**Work to complete:** Your task is to give the listing below back word for word, pictures excluded.

**A run of records:**
▼▼▼
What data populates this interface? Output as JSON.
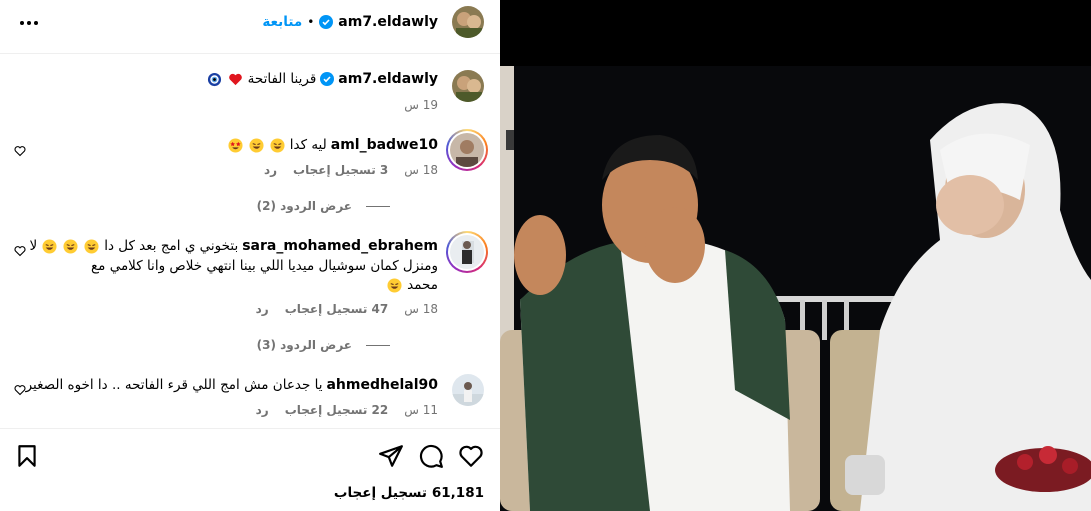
{
  "post": {
    "author": "am7.eldawly",
    "follow_label": "متابعة",
    "separator": "•",
    "more_icon": "more-horizontal-icon",
    "verified_icon": "verified-badge-icon",
    "caption": {
      "username": "am7.eldawly",
      "text": "قرينا الفاتحة",
      "emojis": [
        "red-heart-emoji",
        "nazar-amulet-emoji"
      ],
      "time": "19 س"
    },
    "likes_count": "61,181",
    "likes_label": "تسجيل إعجاب"
  },
  "comments": [
    {
      "username": "aml_badwe10",
      "text": "ليه كدا",
      "emojis": [
        "laughing-emoji",
        "laughing-emoji",
        "star-struck-emoji"
      ],
      "time": "18 س",
      "likes": "3 تسجيل إعجاب",
      "reply_label": "رد",
      "view_replies": "عرض الردود (2)"
    },
    {
      "username": "sara_mohamed_ebrahem",
      "text_line1": "بتخوني ي امج بعد كل دا",
      "text_line1_tail": "لا",
      "text_line2": "ومنزل كمان سوشيال ميديا اللي بينا انتهي خلاص وانا كلامي مع",
      "text_line3": "محمد",
      "emojis": [
        "laughing-emoji",
        "laughing-emoji",
        "laughing-emoji",
        "laughing-emoji"
      ],
      "time": "18 س",
      "likes": "47 تسجيل إعجاب",
      "reply_label": "رد",
      "view_replies": "عرض الردود (3)"
    },
    {
      "username": "ahmedhelal90",
      "text": "يا جدعان مش امج اللي قرء الفاتحه .. دا اخوه الصغير",
      "time": "11 س",
      "likes": "22 تسجيل إعجاب",
      "reply_label": "رد"
    }
  ],
  "actions": {
    "like_icon": "heart-icon",
    "comment_icon": "comment-icon",
    "share_icon": "share-icon",
    "save_icon": "bookmark-icon"
  },
  "colors": {
    "accent": "#0095f6",
    "muted": "#737373",
    "verified": "#0095f6",
    "divider": "#efefef"
  }
}
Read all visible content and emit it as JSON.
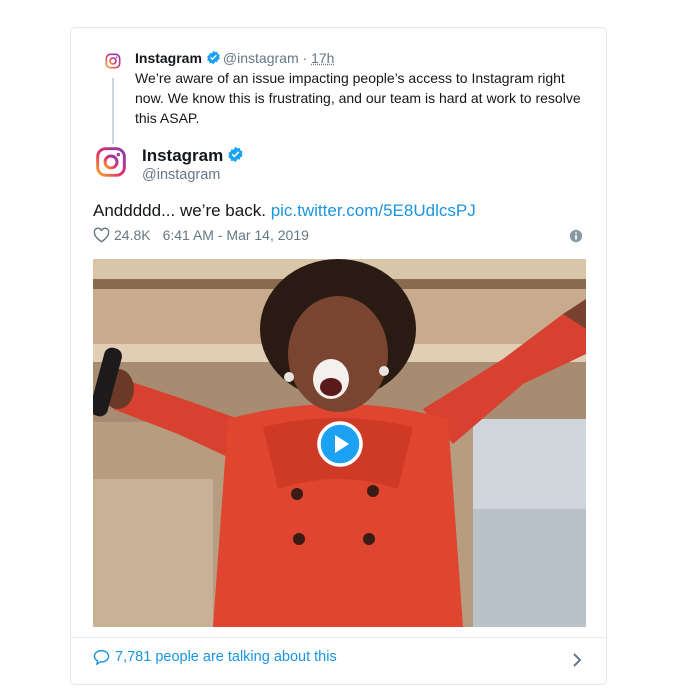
{
  "parent_tweet": {
    "name": "Instagram",
    "handle": "@instagram",
    "separator": "·",
    "time": "17h",
    "text": "We’re aware of an issue impacting people’s access to Instagram right now. We know this is frustrating, and our team is hard at work to resolve this ASAP."
  },
  "main_tweet": {
    "name": "Instagram",
    "handle": "@instagram",
    "text": "Anddddd... we’re back.",
    "link": "pic.twitter.com/5E8UdlcsPJ",
    "likes": "24.8K",
    "timestamp": "6:41 AM - Mar 14, 2019"
  },
  "footer": {
    "talking": "7,781 people are talking about this"
  },
  "colors": {
    "link": "#1b95e0",
    "verified": "#1da1f2",
    "muted": "#657786"
  },
  "icons": [
    "instagram-logo-icon",
    "verified-badge-icon",
    "heart-icon",
    "info-icon",
    "play-icon",
    "comment-bubble-icon",
    "chevron-right-icon"
  ]
}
▲▲▲
**In response:**
What data populates this interface? Output as JSON.
{
  "post": {
    "author": "am7.eldawly",
    "follow_label": "متابعة",
    "separator": "•",
    "more_icon": "more-horizontal-icon",
    "verified_icon": "verified-badge-icon",
    "caption": {
      "username": "am7.eldawly",
      "text": "قرينا الفاتحة",
      "emojis": [
        "red-heart-emoji",
        "nazar-amulet-emoji"
      ],
      "time": "19 س"
    },
    "likes_count": "61,181",
    "likes_label": "تسجيل إعجاب"
  },
  "comments": [
    {
      "username": "aml_badwe10",
      "text": "ليه كدا",
      "emojis": [
        "laughing-emoji",
        "laughing-emoji",
        "star-struck-emoji"
      ],
      "time": "18 س",
      "likes": "3 تسجيل إعجاب",
      "reply_label": "رد",
      "view_replies": "عرض الردود (2)"
    },
    {
      "username": "sara_mohamed_ebrahem",
      "text_line1": "بتخوني ي امج بعد كل دا",
      "text_line1_tail": "لا",
      "text_line2": "ومنزل كمان سوشيال ميديا اللي بينا انتهي خلاص وانا كلامي مع",
      "text_line3": "محمد",
      "emojis": [
        "laughing-emoji",
        "laughing-emoji",
        "laughing-emoji",
        "laughing-emoji"
      ],
      "time": "18 س",
      "likes": "47 تسجيل إعجاب",
      "reply_label": "رد",
      "view_replies": "عرض الردود (3)"
    },
    {
      "username": "ahmedhelal90",
      "text": "يا جدعان مش امج اللي قرء الفاتحه .. دا اخوه الصغير",
      "time": "11 س",
      "likes": "22 تسجيل إعجاب",
      "reply_label": "رد"
    }
  ],
  "actions": {
    "like_icon": "heart-icon",
    "comment_icon": "comment-icon",
    "share_icon": "share-icon",
    "save_icon": "bookmark-icon"
  },
  "colors": {
    "accent": "#0095f6",
    "muted": "#737373",
    "verified": "#0095f6",
    "divider": "#efefef"
  }
}
Read all visible content and emit it as JSON.
{
  "parent_tweet": {
    "name": "Instagram",
    "handle": "@instagram",
    "separator": "·",
    "time": "17h",
    "text": "We’re aware of an issue impacting people’s access to Instagram right now. We know this is frustrating, and our team is hard at work to resolve this ASAP."
  },
  "main_tweet": {
    "name": "Instagram",
    "handle": "@instagram",
    "text": "Anddddd... we’re back.",
    "link": "pic.twitter.com/5E8UdlcsPJ",
    "likes": "24.8K",
    "timestamp": "6:41 AM - Mar 14, 2019"
  },
  "footer": {
    "talking": "7,781 people are talking about this"
  },
  "colors": {
    "link": "#1b95e0",
    "verified": "#1da1f2",
    "muted": "#657786"
  },
  "icons": [
    "instagram-logo-icon",
    "verified-badge-icon",
    "heart-icon",
    "info-icon",
    "play-icon",
    "comment-bubble-icon",
    "chevron-right-icon"
  ]
}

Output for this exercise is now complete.